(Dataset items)
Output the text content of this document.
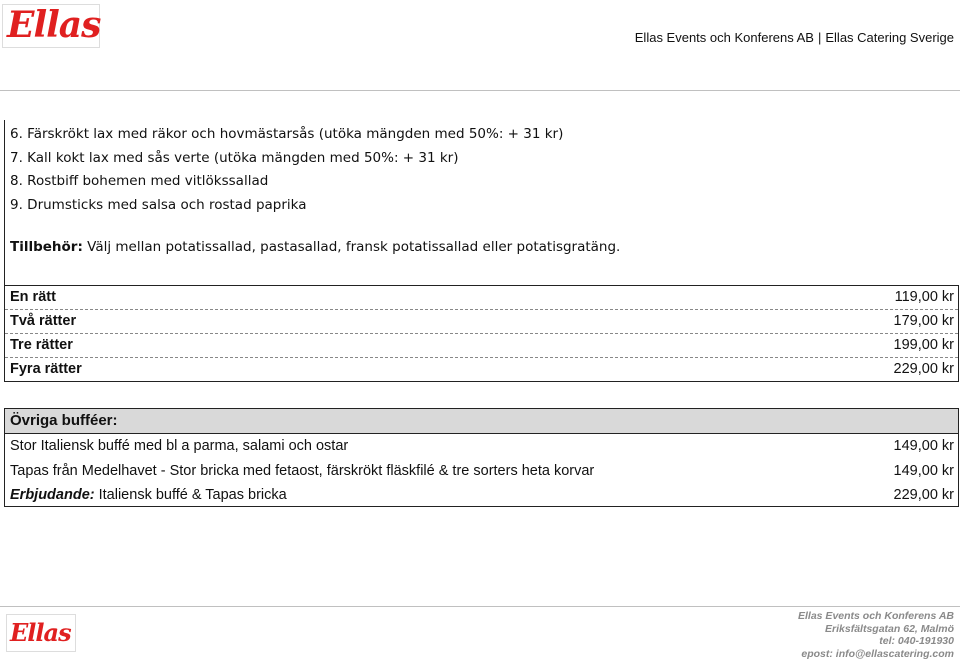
Ellas	Ellas Events och Konferens AB | Ellas Catering Sverige
6. Färskrökt lax med räkor och hovmästarsås (utöka mängden med 50%: + 31 kr)
7. Kall kokt lax med sås verte (utöka mängden med 50%: + 31 kr)
8. Rostbiff bohemen med vitlökssallad
9. Drumsticks med salsa och rostad paprika
Tillbehör: Välj mellan potatissallad, pastasallad, fransk potatissallad eller potatisgratäng.
En rätt	119,00 kr
Två rätter	179,00 kr
Tre rätter	199,00 kr
Fyra rätter	229,00 kr
Övriga bufféer:
Stor Italiensk buffé med bl a parma, salami och ostar	149,00 kr
Tapas från Medelhavet - Stor bricka med fetaost, färskrökt fläskfilé & tre sorters heta korvar	149,00 kr
Erbjudande: Italiensk buffé & Tapas bricka	229,00 kr
Ellas
Ellas Events och Konferens AB
Eriksfältsgatan 62, Malmö
tel: 040-191930
epost: info@ellascatering.com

● Exercise requirements:
Leaving out the pictures, repeat the data above exactly.

● Answer to the task:
Output the text content of this document.
Ellas	Ellas Events och Konferens AB | Ellas Catering Sverige
6. Färskrökt lax med räkor och hovmästarsås (utöka mängden med 50%: + 31 kr)
7. Kall kokt lax med sås verte (utöka mängden med 50%: + 31 kr)
8. Rostbiff bohemen med vitlökssallad
9. Drumsticks med salsa och rostad paprika
Tillbehör: Välj mellan potatissallad, pastasallad, fransk potatissallad eller potatisgratäng.
En rätt	119,00 kr
Två rätter	179,00 kr
Tre rätter	199,00 kr
Fyra rätter	229,00 kr
Övriga bufféer:
Stor Italiensk buffé med bl a parma, salami och ostar	149,00 kr
Tapas från Medelhavet - Stor bricka med fetaost, färskrökt fläskfilé & tre sorters heta korvar	149,00 kr
Erbjudande: Italiensk buffé & Tapas bricka	229,00 kr
Ellas
Ellas Events och Konferens AB
Eriksfältsgatan 62, Malmö
tel: 040-191930
epost: info@ellascatering.com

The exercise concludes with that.